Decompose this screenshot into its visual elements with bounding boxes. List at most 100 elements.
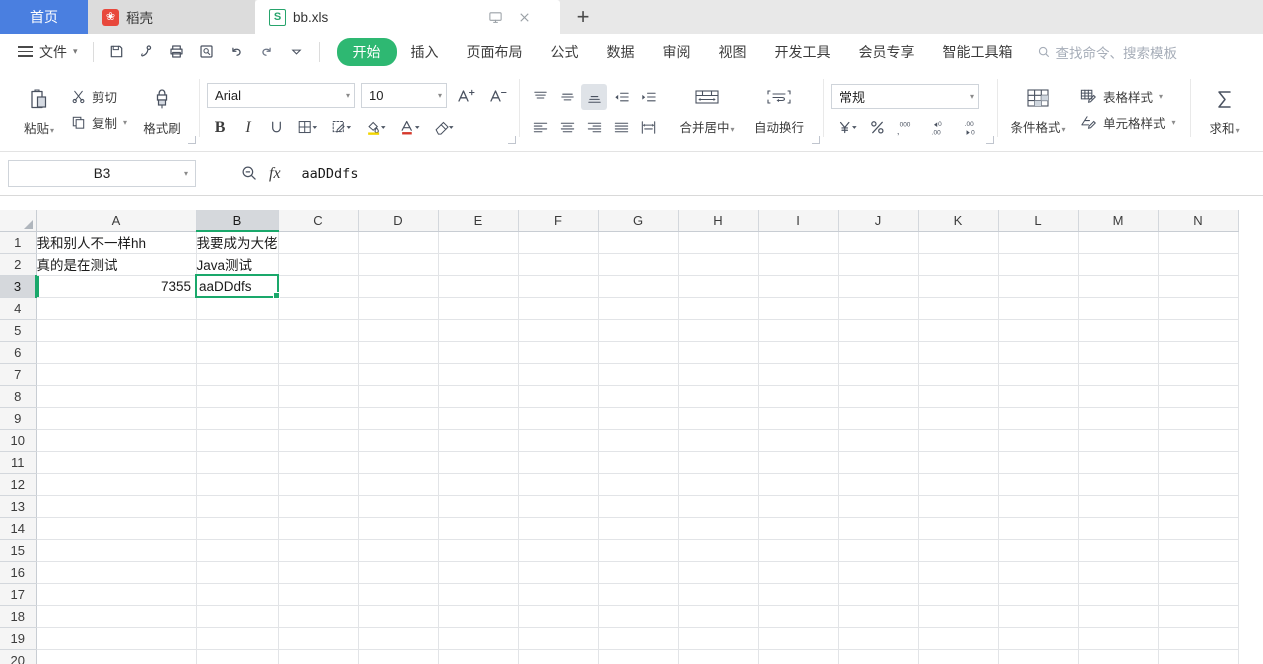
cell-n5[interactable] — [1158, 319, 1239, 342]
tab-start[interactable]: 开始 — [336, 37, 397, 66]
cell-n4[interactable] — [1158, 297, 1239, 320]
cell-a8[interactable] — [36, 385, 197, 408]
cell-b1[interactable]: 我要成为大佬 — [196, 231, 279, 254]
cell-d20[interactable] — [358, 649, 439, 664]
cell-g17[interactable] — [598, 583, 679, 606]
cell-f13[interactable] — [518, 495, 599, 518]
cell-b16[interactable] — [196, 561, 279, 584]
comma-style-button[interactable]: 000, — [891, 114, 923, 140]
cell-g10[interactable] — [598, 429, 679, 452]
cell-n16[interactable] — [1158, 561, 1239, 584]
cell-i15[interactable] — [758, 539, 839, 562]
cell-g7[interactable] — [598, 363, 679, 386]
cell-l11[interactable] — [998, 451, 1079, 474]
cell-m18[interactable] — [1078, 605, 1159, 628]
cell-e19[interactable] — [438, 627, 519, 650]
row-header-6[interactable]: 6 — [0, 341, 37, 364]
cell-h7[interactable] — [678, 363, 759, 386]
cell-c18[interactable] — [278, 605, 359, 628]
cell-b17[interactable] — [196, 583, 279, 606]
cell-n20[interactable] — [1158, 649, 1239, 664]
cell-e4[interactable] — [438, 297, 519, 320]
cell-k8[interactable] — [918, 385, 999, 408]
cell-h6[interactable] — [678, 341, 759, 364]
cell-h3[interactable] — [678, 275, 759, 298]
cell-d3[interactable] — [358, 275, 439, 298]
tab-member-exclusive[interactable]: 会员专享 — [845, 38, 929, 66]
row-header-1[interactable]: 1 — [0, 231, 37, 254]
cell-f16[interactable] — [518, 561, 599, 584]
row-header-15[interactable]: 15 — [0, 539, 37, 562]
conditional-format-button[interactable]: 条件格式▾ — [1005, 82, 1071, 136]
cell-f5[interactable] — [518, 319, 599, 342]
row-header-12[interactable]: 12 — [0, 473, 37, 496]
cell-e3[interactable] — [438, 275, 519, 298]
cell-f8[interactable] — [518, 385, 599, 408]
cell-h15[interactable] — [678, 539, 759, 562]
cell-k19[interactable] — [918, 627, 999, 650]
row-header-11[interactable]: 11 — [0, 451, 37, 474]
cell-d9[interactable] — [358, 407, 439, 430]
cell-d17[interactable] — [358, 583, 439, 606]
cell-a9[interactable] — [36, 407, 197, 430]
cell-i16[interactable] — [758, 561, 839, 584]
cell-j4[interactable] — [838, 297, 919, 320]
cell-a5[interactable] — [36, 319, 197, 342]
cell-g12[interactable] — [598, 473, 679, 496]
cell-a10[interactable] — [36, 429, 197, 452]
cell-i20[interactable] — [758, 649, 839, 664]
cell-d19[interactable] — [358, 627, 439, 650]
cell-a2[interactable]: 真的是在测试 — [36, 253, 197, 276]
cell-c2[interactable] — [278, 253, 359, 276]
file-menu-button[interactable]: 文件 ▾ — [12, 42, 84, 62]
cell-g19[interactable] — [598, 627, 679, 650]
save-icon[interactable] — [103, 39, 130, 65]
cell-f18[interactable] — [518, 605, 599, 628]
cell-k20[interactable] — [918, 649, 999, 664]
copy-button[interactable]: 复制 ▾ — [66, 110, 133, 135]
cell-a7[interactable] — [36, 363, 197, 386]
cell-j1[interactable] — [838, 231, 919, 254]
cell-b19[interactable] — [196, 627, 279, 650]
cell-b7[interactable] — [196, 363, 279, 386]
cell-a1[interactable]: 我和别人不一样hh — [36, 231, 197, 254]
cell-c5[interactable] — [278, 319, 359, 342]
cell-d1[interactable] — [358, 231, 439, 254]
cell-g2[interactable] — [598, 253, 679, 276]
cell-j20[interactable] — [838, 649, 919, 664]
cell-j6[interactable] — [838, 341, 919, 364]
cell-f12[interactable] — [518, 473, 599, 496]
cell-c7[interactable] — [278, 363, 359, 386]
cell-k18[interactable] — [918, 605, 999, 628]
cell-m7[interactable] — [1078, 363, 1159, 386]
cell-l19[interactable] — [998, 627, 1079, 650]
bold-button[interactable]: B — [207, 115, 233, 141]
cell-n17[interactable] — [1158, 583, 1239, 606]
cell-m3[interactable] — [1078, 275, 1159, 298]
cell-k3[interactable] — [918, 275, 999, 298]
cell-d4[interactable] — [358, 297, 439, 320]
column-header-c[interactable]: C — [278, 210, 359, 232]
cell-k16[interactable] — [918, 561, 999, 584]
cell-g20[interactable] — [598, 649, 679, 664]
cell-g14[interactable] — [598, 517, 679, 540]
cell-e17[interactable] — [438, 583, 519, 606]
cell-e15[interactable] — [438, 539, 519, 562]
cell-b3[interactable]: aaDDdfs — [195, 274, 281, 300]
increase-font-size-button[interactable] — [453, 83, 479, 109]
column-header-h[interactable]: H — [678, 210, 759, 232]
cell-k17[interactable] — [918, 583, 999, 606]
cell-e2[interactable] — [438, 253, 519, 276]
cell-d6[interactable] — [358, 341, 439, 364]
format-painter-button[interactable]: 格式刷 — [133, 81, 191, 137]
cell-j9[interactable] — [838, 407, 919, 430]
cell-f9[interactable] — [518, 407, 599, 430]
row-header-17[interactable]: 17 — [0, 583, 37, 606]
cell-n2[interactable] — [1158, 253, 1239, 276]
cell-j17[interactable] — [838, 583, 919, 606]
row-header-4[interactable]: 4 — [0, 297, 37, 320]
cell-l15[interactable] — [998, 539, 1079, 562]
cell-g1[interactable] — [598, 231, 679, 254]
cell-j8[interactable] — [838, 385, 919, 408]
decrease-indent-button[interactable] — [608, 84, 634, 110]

==

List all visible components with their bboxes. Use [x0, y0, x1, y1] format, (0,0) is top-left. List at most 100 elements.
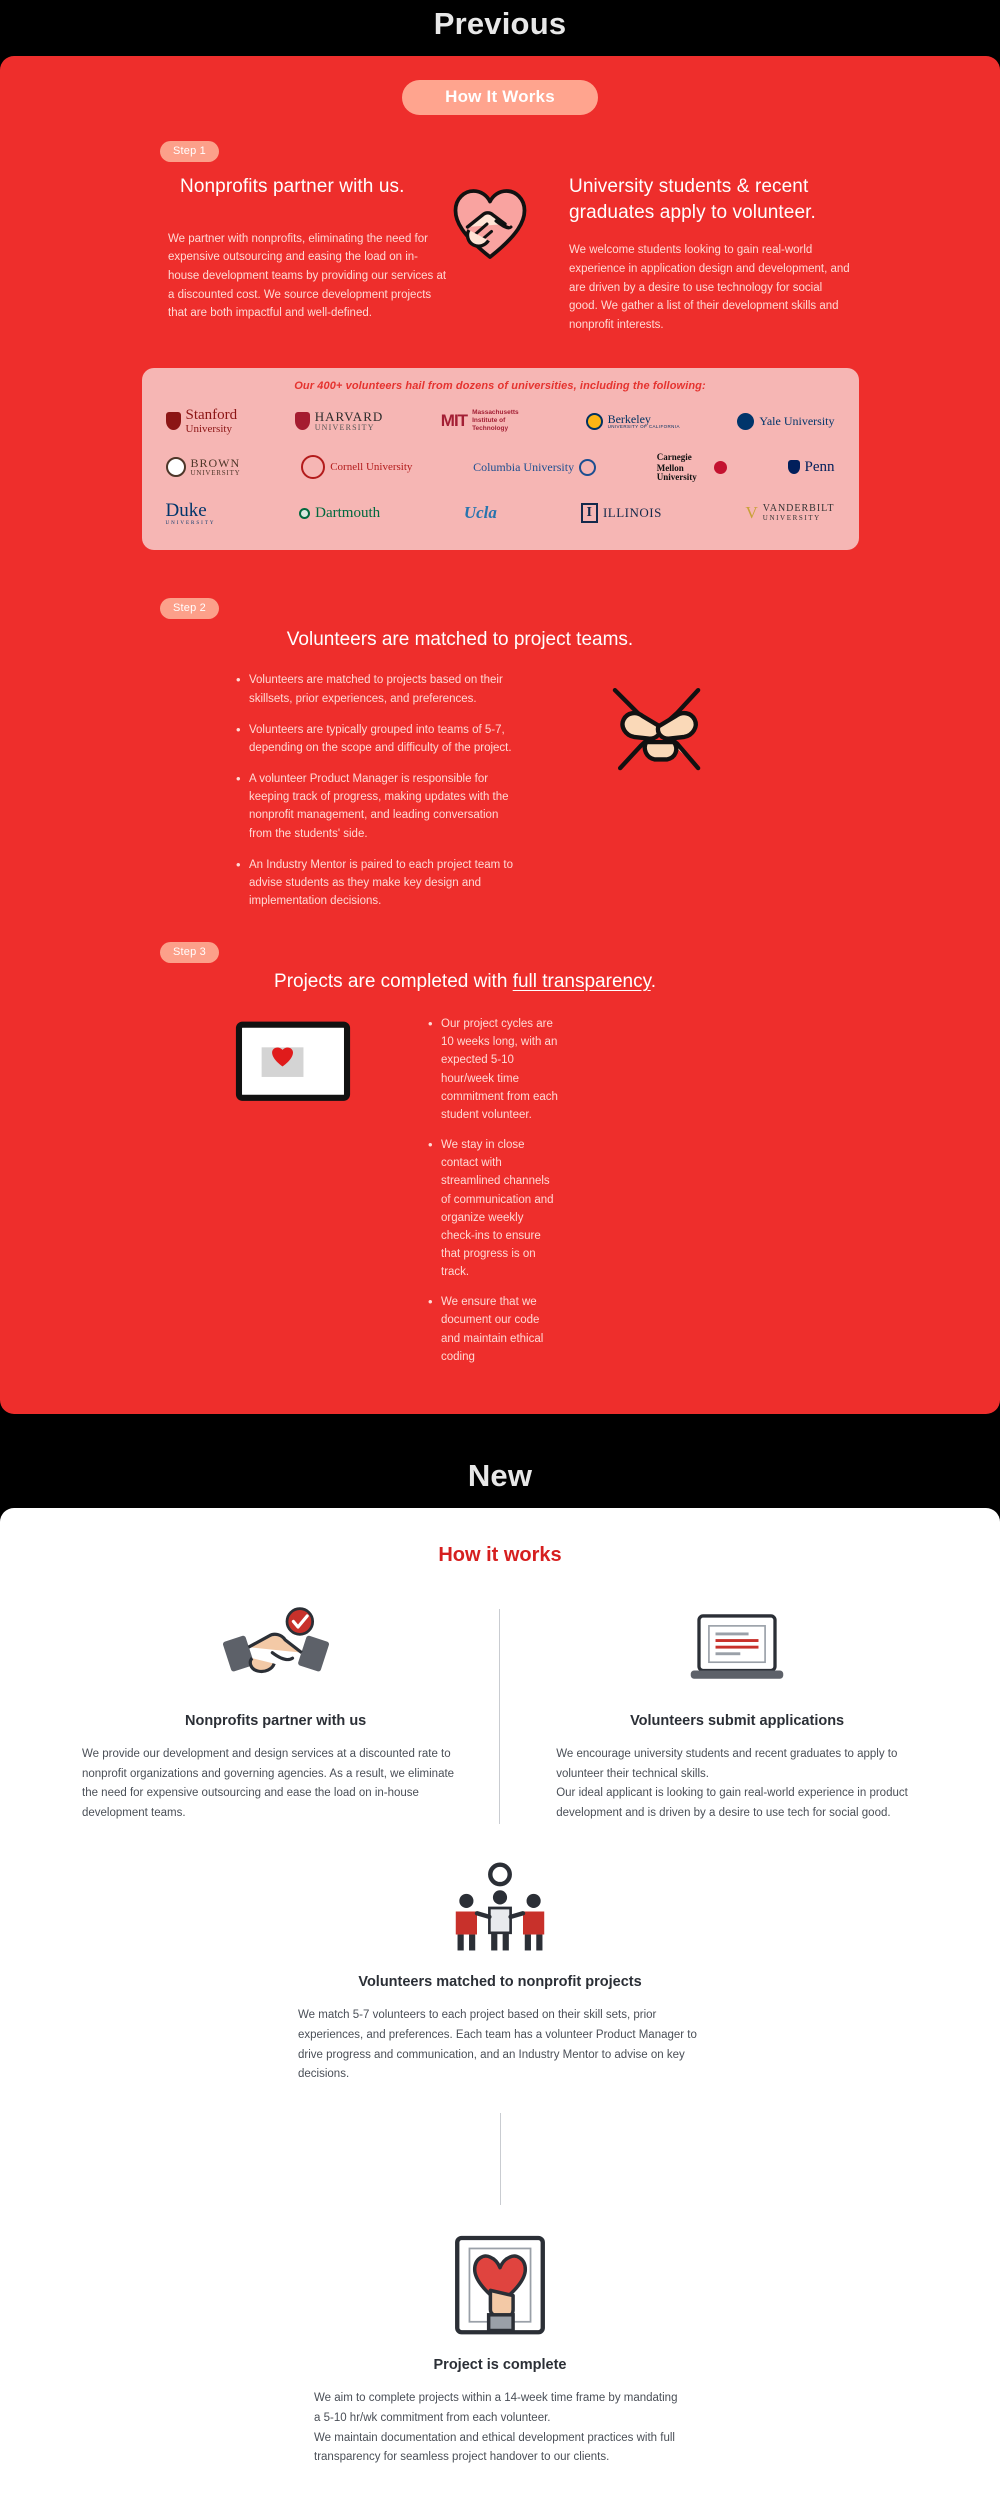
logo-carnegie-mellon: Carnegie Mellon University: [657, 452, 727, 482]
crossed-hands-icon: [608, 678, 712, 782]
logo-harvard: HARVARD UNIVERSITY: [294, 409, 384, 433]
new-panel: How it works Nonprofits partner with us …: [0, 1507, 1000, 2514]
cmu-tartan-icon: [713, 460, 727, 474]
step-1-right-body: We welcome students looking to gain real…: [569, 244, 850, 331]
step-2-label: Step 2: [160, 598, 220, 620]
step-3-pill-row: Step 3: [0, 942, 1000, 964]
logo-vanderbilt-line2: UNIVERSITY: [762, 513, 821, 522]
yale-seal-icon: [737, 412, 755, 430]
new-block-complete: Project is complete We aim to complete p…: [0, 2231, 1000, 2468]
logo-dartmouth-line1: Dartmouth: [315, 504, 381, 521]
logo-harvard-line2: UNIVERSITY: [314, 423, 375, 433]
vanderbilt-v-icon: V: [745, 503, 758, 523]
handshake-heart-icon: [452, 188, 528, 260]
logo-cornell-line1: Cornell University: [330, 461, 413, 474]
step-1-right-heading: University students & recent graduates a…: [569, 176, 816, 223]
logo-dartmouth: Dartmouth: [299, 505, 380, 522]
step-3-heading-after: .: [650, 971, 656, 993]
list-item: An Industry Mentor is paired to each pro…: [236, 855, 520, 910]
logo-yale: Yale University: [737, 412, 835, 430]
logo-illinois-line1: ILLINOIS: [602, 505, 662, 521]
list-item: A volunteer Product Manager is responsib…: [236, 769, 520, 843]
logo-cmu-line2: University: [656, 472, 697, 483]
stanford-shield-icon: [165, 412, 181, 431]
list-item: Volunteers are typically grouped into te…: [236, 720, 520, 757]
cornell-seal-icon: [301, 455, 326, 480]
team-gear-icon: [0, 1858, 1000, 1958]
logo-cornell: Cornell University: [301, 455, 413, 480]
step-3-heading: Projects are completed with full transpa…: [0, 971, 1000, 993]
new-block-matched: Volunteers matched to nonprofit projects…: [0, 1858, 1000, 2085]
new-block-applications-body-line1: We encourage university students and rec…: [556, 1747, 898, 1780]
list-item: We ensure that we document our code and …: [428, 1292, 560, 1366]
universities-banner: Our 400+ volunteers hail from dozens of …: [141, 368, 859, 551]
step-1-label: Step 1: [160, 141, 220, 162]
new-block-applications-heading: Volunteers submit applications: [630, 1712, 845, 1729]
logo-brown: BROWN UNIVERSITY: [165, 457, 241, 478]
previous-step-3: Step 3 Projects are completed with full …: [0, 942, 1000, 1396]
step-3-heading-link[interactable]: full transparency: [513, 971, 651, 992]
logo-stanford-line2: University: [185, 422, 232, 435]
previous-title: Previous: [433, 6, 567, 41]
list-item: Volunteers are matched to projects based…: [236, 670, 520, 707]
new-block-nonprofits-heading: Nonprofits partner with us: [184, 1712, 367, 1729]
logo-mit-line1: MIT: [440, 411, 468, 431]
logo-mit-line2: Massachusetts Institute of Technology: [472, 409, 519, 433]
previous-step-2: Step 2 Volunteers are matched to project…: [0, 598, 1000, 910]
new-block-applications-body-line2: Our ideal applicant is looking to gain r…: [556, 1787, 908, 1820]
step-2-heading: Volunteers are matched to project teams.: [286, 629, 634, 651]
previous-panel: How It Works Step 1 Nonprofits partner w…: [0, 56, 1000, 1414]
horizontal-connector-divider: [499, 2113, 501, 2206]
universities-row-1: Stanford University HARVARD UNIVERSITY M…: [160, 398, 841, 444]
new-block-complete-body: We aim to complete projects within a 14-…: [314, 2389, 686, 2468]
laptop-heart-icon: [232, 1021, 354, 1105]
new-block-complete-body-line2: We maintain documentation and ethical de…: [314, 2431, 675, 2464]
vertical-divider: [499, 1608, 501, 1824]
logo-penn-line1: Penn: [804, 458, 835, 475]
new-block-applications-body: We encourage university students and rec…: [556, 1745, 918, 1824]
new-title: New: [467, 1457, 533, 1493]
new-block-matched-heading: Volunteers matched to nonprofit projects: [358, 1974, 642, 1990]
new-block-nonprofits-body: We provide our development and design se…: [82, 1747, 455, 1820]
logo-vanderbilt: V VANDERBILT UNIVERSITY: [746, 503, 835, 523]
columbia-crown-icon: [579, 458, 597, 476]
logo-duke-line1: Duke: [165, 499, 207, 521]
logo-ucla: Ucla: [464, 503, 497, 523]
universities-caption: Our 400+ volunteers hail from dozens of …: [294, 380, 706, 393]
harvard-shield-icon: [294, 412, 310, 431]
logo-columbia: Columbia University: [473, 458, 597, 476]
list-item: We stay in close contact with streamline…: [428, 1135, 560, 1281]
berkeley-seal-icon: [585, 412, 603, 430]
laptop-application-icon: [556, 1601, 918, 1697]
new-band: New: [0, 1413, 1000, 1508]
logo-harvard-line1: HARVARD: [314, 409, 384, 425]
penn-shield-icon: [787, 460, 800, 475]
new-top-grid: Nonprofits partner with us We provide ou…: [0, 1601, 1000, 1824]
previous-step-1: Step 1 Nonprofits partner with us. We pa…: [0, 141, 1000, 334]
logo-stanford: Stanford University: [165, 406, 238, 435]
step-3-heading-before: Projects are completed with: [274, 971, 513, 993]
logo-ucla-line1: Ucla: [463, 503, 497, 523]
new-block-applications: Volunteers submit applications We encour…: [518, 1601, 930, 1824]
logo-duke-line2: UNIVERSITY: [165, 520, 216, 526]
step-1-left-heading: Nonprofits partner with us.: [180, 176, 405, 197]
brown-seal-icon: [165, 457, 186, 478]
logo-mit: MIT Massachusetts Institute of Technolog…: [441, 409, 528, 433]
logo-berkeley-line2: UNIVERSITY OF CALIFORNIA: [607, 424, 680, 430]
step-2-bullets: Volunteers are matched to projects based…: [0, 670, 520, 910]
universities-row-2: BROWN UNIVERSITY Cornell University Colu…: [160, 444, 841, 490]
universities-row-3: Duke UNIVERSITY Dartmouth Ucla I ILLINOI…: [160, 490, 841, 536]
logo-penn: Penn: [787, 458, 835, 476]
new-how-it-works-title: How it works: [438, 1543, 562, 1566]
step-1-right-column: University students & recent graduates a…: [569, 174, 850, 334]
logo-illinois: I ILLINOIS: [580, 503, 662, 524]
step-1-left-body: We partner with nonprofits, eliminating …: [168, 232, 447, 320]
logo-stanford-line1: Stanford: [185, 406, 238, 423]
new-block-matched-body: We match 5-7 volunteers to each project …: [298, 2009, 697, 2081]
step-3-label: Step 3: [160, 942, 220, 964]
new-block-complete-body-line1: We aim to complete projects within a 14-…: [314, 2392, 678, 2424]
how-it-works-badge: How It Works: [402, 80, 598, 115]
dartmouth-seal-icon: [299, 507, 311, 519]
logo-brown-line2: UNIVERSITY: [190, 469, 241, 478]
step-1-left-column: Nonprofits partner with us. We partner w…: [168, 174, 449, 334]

Instruction
Starting with the line containing "cell-n5[interactable] — [1158, 319, 1239, 342]" and going on through the line containing "comma-style-button[interactable]: 000, —", write those entries out again, swapping "interactable" for "clickable" and leaving everything else unchanged.

Complete output
cell-n5[clickable] — [1158, 319, 1239, 342]
tab-start[clickable]: 开始 — [336, 37, 397, 66]
cell-n4[clickable] — [1158, 297, 1239, 320]
cell-a8[clickable] — [36, 385, 197, 408]
cell-b1[clickable]: 我要成为大佬 — [196, 231, 279, 254]
cell-d20[clickable] — [358, 649, 439, 664]
cell-g17[clickable] — [598, 583, 679, 606]
cell-f13[clickable] — [518, 495, 599, 518]
cell-b16[clickable] — [196, 561, 279, 584]
comma-style-button[clickable]: 000, — [891, 114, 923, 140]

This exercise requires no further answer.